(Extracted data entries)

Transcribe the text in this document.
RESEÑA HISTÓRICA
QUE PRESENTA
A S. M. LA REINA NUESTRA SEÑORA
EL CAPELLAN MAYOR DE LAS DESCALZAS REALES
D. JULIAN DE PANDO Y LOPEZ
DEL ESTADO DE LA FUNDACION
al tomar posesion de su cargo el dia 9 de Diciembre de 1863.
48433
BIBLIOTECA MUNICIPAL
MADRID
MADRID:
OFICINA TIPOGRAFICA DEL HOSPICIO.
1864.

What to produce: Everything in the listing above should be restated exactly.

The completed task:
Transcribe the text in this document.
RESEÑA HISTÓRICA
QUE PRESENTA
A S. M. LA REINA NUESTRA SEÑORA
EL CAPELLAN MAYOR DE LAS DESCALZAS REALES
D. JULIAN DE PANDO Y LOPEZ
DEL ESTADO DE LA FUNDACION
al tomar posesion de su cargo el dia 9 de Diciembre de 1863.
48433
BIBLIOTECA MUNICIPAL
MADRID
MADRID:
OFICINA TIPOGRAFICA DEL HOSPICIO.
1864.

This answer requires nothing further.